:: Extracted records ::

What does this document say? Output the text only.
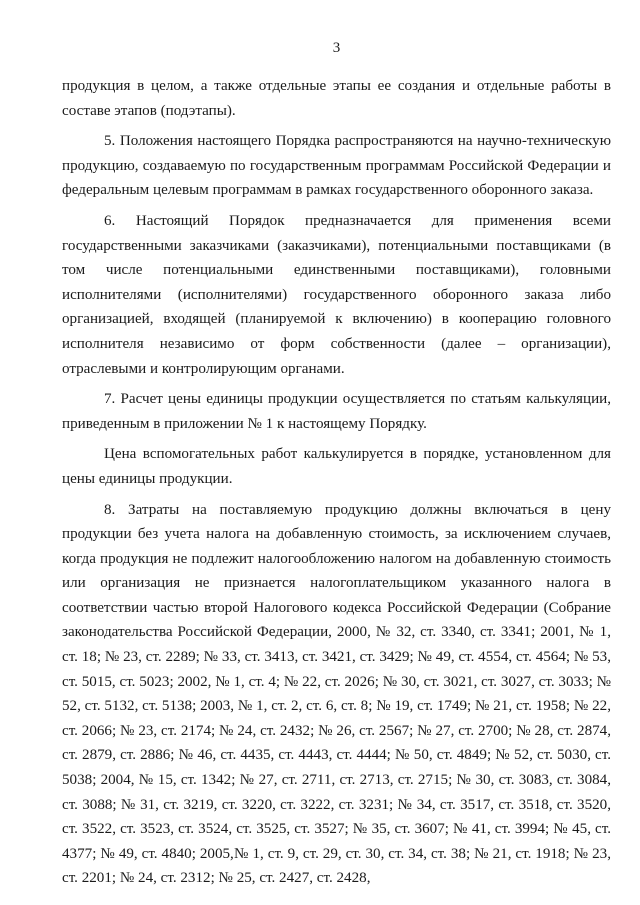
3

продукция в целом, а также отдельные этапы ее создания и отдельные работы в составе этапов (подэтапы).

5. Положения настоящего Порядка распространяются на научно-техническую продукцию, создаваемую по государственным программам Российской Федерации и федеральным целевым программам в рамках государственного оборонного заказа.

6. Настоящий Порядок предназначается для применения всеми государственными заказчиками (заказчиками), потенциальными поставщиками (в том числе потенциальными единственными поставщиками), головными исполнителями (исполнителями) государственного оборонного заказа либо организацией, входящей (планируемой к включению) в кооперацию головного исполнителя независимо от форм собственности (далее – организации), отраслевыми и контролирующим органами.

7. Расчет цены единицы продукции осуществляется по статьям калькуляции, приведенным в приложении № 1 к настоящему Порядку.

Цена вспомогательных работ калькулируется в порядке, установленном для цены единицы продукции.

8. Затраты на поставляемую продукцию должны включаться в цену продукции без учета налога на добавленную стоимость, за исключением случаев, когда продукция не подлежит налогообложению налогом на добавленную стоимость или организация не признается налогоплательщиком указанного налога в соответствии частью второй Налогового кодекса Российской Федерации (Собрание законодательства Российской Федерации, 2000, № 32, ст. 3340, ст. 3341; 2001, № 1, ст. 18; № 23, ст. 2289; № 33, ст. 3413, ст. 3421, ст. 3429; № 49, ст. 4554, ст. 4564; № 53, ст. 5015, ст. 5023; 2002, № 1, ст. 4; № 22, ст. 2026; № 30, ст. 3021, ст. 3027, ст. 3033; № 52, ст. 5132, ст. 5138; 2003, № 1, ст. 2, ст. 6, ст. 8; № 19, ст. 1749; № 21, ст. 1958; № 22, ст. 2066; № 23, ст. 2174; № 24, ст. 2432; № 26, ст. 2567; № 27, ст. 2700; № 28, ст. 2874, ст. 2879, ст. 2886; № 46, ст. 4435, ст. 4443, ст. 4444; № 50, ст. 4849; № 52, ст. 5030, ст. 5038; 2004, № 15, ст. 1342; № 27, ст. 2711, ст. 2713, ст. 2715; № 30, ст. 3083, ст. 3084, ст. 3088; № 31, ст. 3219, ст. 3220, ст. 3222, ст. 3231; № 34, ст. 3517, ст. 3518, ст. 3520, ст. 3522, ст. 3523, ст. 3524, ст. 3525, ст. 3527; № 35, ст. 3607; № 41, ст. 3994; № 45, ст. 4377; № 49, ст. 4840; 2005,№ 1, ст. 9, ст. 29, ст. 30, ст. 34, ст. 38; № 21, ст. 1918; № 23, ст. 2201; № 24, ст. 2312; № 25, ст. 2427, ст. 2428,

:::

Go through the listing above and write it all out exactly, leaving out any picture.

What does this document say? Output the text only.
3

продукция в целом, а также отдельные этапы ее создания и отдельные работы в составе этапов (подэтапы).

5. Положения настоящего Порядка распространяются на научно-техническую продукцию, создаваемую по государственным программам Российской Федерации и федеральным целевым программам в рамках государственного оборонного заказа.

6. Настоящий Порядок предназначается для применения всеми государственными заказчиками (заказчиками), потенциальными поставщиками (в том числе потенциальными единственными поставщиками), головными исполнителями (исполнителями) государственного оборонного заказа либо организацией, входящей (планируемой к включению) в кооперацию головного исполнителя независимо от форм собственности (далее – организации), отраслевыми и контролирующим органами.

7. Расчет цены единицы продукции осуществляется по статьям калькуляции, приведенным в приложении № 1 к настоящему Порядку.

Цена вспомогательных работ калькулируется в порядке, установленном для цены единицы продукции.

8. Затраты на поставляемую продукцию должны включаться в цену продукции без учета налога на добавленную стоимость, за исключением случаев, когда продукция не подлежит налогообложению налогом на добавленную стоимость или организация не признается налогоплательщиком указанного налога в соответствии частью второй Налогового кодекса Российской Федерации (Собрание законодательства Российской Федерации, 2000, № 32, ст. 3340, ст. 3341; 2001, № 1, ст. 18; № 23, ст. 2289; № 33, ст. 3413, ст. 3421, ст. 3429; № 49, ст. 4554, ст. 4564; № 53, ст. 5015, ст. 5023; 2002, № 1, ст. 4; № 22, ст. 2026; № 30, ст. 3021, ст. 3027, ст. 3033; № 52, ст. 5132, ст. 5138; 2003, № 1, ст. 2, ст. 6, ст. 8; № 19, ст. 1749; № 21, ст. 1958; № 22, ст. 2066; № 23, ст. 2174; № 24, ст. 2432; № 26, ст. 2567; № 27, ст. 2700; № 28, ст. 2874, ст. 2879, ст. 2886; № 46, ст. 4435, ст. 4443, ст. 4444; № 50, ст. 4849; № 52, ст. 5030, ст. 5038; 2004, № 15, ст. 1342; № 27, ст. 2711, ст. 2713, ст. 2715; № 30, ст. 3083, ст. 3084, ст. 3088; № 31, ст. 3219, ст. 3220, ст. 3222, ст. 3231; № 34, ст. 3517, ст. 3518, ст. 3520, ст. 3522, ст. 3523, ст. 3524, ст. 3525, ст. 3527; № 35, ст. 3607; № 41, ст. 3994; № 45, ст. 4377; № 49, ст. 4840; 2005,№ 1, ст. 9, ст. 29, ст. 30, ст. 34, ст. 38; № 21, ст. 1918; № 23, ст. 2201; № 24, ст. 2312; № 25, ст. 2427, ст. 2428,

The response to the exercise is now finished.